▶ AIM OF THE EXERCISE: Below is a block of records; repeat each one exactly.

---

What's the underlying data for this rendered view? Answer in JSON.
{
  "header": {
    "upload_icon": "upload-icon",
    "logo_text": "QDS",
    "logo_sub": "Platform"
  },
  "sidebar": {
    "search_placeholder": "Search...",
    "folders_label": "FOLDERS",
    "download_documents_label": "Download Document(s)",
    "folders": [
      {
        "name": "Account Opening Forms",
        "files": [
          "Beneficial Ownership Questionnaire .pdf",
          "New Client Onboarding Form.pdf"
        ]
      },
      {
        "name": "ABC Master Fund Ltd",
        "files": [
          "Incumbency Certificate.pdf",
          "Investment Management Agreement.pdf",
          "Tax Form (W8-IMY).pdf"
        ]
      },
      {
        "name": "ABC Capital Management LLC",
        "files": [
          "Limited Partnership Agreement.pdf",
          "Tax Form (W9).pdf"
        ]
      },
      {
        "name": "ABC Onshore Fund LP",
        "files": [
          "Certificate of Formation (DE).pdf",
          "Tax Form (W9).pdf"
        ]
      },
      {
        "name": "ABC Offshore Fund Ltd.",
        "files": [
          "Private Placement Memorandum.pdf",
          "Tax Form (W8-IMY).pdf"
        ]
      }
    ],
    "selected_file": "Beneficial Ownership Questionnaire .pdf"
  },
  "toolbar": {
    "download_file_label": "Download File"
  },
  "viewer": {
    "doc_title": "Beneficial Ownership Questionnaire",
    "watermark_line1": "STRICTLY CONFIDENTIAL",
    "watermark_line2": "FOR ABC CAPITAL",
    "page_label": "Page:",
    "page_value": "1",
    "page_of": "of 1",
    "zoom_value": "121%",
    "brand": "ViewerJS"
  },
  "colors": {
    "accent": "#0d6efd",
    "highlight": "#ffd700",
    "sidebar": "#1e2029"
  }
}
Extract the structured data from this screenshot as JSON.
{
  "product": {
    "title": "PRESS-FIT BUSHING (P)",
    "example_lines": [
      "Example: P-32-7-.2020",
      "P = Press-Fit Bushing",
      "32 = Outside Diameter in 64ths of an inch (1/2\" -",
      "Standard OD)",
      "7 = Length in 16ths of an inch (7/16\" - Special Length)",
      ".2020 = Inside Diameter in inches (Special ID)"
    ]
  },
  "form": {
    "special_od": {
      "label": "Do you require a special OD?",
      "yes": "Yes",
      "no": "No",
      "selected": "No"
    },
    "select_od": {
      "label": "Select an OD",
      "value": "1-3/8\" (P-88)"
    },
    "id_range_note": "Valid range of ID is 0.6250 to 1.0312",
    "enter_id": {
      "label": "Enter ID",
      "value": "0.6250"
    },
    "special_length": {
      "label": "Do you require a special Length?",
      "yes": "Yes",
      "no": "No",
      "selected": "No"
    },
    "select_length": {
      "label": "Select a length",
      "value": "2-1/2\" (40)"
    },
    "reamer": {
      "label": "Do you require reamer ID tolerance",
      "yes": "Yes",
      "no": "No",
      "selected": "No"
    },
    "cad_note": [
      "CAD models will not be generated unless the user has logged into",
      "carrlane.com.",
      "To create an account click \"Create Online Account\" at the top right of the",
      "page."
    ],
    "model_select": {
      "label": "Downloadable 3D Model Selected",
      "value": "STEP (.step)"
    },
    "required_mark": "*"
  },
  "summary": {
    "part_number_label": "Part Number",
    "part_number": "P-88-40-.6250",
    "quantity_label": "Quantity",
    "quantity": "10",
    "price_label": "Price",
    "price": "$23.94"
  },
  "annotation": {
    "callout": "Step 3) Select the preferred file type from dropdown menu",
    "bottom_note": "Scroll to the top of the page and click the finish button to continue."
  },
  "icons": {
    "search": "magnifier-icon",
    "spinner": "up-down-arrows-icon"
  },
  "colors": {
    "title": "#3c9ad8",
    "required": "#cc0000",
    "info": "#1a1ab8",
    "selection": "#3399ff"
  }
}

---

▶ COMPLETED TASK:
What's the underlying data for this rendered view? Answer in JSON.
{
  "header": {
    "upload_icon": "upload-icon",
    "logo_text": "QDS",
    "logo_sub": "Platform"
  },
  "sidebar": {
    "search_placeholder": "Search...",
    "folders_label": "FOLDERS",
    "download_documents_label": "Download Document(s)",
    "folders": [
      {
        "name": "Account Opening Forms",
        "files": [
          "Beneficial Ownership Questionnaire .pdf",
          "New Client Onboarding Form.pdf"
        ]
      },
      {
        "name": "ABC Master Fund Ltd",
        "files": [
          "Incumbency Certificate.pdf",
          "Investment Management Agreement.pdf",
          "Tax Form (W8-IMY).pdf"
        ]
      },
      {
        "name": "ABC Capital Management LLC",
        "files": [
          "Limited Partnership Agreement.pdf",
          "Tax Form (W9).pdf"
        ]
      },
      {
        "name": "ABC Onshore Fund LP",
        "files": [
          "Certificate of Formation (DE).pdf",
          "Tax Form (W9).pdf"
        ]
      },
      {
        "name": "ABC Offshore Fund Ltd.",
        "files": [
          "Private Placement Memorandum.pdf",
          "Tax Form (W8-IMY).pdf"
        ]
      }
    ],
    "selected_file": "Beneficial Ownership Questionnaire .pdf"
  },
  "toolbar": {
    "download_file_label": "Download File"
  },
  "viewer": {
    "doc_title": "Beneficial Ownership Questionnaire",
    "watermark_line1": "STRICTLY CONFIDENTIAL",
    "watermark_line2": "FOR ABC CAPITAL",
    "page_label": "Page:",
    "page_value": "1",
    "page_of": "of 1",
    "zoom_value": "121%",
    "brand": "ViewerJS"
  },
  "colors": {
    "accent": "#0d6efd",
    "highlight": "#ffd700",
    "sidebar": "#1e2029"
  }
}
Extract the structured data from this screenshot as JSON.
{
  "product": {
    "title": "PRESS-FIT BUSHING (P)",
    "example_lines": [
      "Example: P-32-7-.2020",
      "P = Press-Fit Bushing",
      "32 = Outside Diameter in 64ths of an inch (1/2\" -",
      "Standard OD)",
      "7 = Length in 16ths of an inch (7/16\" - Special Length)",
      ".2020 = Inside Diameter in inches (Special ID)"
    ]
  },
  "form": {
    "special_od": {
      "label": "Do you require a special OD?",
      "yes": "Yes",
      "no": "No",
      "selected": "No"
    },
    "select_od": {
      "label": "Select an OD",
      "value": "1-3/8\" (P-88)"
    },
    "id_range_note": "Valid range of ID is 0.6250 to 1.0312",
    "enter_id": {
      "label": "Enter ID",
      "value": "0.6250"
    },
    "special_length": {
      "label": "Do you require a special Length?",
      "yes": "Yes",
      "no": "No",
      "selected": "No"
    },
    "select_length": {
      "label": "Select a length",
      "value": "2-1/2\" (40)"
    },
    "reamer": {
      "label": "Do you require reamer ID tolerance",
      "yes": "Yes",
      "no": "No",
      "selected": "No"
    },
    "cad_note": [
      "CAD models will not be generated unless the user has logged into",
      "carrlane.com.",
      "To create an account click \"Create Online Account\" at the top right of the",
      "page."
    ],
    "model_select": {
      "label": "Downloadable 3D Model Selected",
      "value": "STEP (.step)"
    },
    "required_mark": "*"
  },
  "summary": {
    "part_number_label": "Part Number",
    "part_number": "P-88-40-.6250",
    "quantity_label": "Quantity",
    "quantity": "10",
    "price_label": "Price",
    "price": "$23.94"
  },
  "annotation": {
    "callout": "Step 3) Select the preferred file type from dropdown menu",
    "bottom_note": "Scroll to the top of the page and click the finish button to continue."
  },
  "icons": {
    "search": "magnifier-icon",
    "spinner": "up-down-arrows-icon"
  },
  "colors": {
    "title": "#3c9ad8",
    "required": "#cc0000",
    "info": "#1a1ab8",
    "selection": "#3399ff"
  }
}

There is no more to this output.